→ Selected text:
· · · · · · ·

Example BCG 7-10 illustrates how to determine the predecessor entity for SEC reporting and the financial statement presentation for the merged entity.
EXAMPLE BCG 7-10
Determining the predecessor entity for SEC reporting
Parent has two wholly owned subsidiaries: Subsidiary A, which was acquired on July 1, 20X1, and Subsidiary B, which was acquired on October 1, 20X2. On March 31, 20X3, Subsidiary A is merged with and into Subsidiary B, and Subsidiary B is the surviving entity. Subsidiary A and Subsidiary B represent 20% and 80%, respectively, of the total net assets of the combined company. There are no basis differences between Parent and Subsidiary A or Subsidiary B (i.e., both subsidiaries elected pushdown accounting at the time of their respective acquisitions).
The combined entity is preparing financial statements for SEC reporting purposes. For SEC reporting purposes, which entity should be presented as the predecessor to the combined company? How should the financial statements be presented for the merged entity?
Analysis
For SEC reporting purposes, although Parent obtained control of Subsidiary A first, it may be appropriate for Subsidiary B to be considered the predecessor entity after considering each of the following factors:
  • The relative size of the entities;
  • The relative fair value of the entities;
  • The ongoing management structure; and
  • The order in which the entities were acquired.

If Subsidiary B is considered the predecessor, the year ended December 31, 20X1 and the period from January 1, 20X2 to September 30, 20X2 would reflect the operations of Subsidiary B on a historical cost basis prior to its acquisition by Parent. As Subsidiary B elected pushdown accounting, a blackline would separate the periods before and after its acquisition by Parent on October 1, 20X2 to highlight the new basis of accounting resulting from this change in control.
The successor period from October 1 through December 31, 20X2 and the year ended December 31, 20X3 would reflect the operations of the combined entity (i.e., the operations of Subsidiary A and Subsidiary B) as October 1, 20X2 is the earliest date on which both subsidiaries were under common control. As the receiving entity, Subsidiary B would recognize the assets and liabilities of Subsidiary A (the transferred entity) based on Parent’s acquisition accounting basis. The use of Parent’s basis is required by ASC 805-50-30-5 regardless of whether Subsidiary A elected pushdown accounting in its standalone financial statements.

· · · · · · ·

→ Records:

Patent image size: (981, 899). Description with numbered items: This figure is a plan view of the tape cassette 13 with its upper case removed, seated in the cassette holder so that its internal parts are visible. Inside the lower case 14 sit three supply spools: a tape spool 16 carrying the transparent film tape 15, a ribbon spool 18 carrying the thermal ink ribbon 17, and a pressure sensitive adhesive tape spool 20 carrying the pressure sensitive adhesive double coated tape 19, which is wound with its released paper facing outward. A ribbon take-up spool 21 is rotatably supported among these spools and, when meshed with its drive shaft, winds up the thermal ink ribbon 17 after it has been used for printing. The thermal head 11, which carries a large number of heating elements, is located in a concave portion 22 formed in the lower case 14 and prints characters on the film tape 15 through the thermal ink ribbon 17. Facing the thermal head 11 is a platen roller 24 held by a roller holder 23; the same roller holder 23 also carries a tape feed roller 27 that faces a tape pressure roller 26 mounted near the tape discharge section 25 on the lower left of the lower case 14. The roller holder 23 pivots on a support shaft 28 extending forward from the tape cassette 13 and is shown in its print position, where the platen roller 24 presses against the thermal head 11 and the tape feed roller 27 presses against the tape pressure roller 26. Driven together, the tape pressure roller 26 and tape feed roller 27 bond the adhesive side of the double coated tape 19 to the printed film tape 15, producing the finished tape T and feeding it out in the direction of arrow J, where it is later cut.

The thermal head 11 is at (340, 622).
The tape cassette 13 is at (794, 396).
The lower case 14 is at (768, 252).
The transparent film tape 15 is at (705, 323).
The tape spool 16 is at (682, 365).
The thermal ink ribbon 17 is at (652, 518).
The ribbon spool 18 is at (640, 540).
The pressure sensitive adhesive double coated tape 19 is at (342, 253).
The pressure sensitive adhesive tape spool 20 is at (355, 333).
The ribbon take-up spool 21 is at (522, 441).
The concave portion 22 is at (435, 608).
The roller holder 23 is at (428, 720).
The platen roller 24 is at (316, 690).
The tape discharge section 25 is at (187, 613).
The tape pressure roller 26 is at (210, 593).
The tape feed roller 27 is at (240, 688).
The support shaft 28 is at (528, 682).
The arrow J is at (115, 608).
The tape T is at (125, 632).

· · · · · · ·

→ What to do:
1. Name each factor that the predecessor example says to weigh in deciding whether Subsidiary B may be treated as the predecessor entity.
2. Reproduce the passage of the predecessor example from "The combined entity is" up to and including "entities were acquired.".

→ Responses to the tasks:
1.
- The relative size of the entities
- The relative fair value of the entities
- The ongoing management structure
- The order in which the entities were acquired

2.
The combined entity is preparing financial statements for SEC reporting purposes. For SEC reporting purposes, which entity should be presented as the predecessor to the combined company? How should the financial statements be presented for the merged entity?
Analysis
For SEC reporting purposes, although Parent obtained control of Subsidiary A first, it may be appropriate for Subsidiary B to be considered the predecessor entity after considering each of the following factors:
  • The relative size of the entities;
  • The relative fair value of the entities;
  • The ongoing management structure; and
  • The order in which the entities were acquired.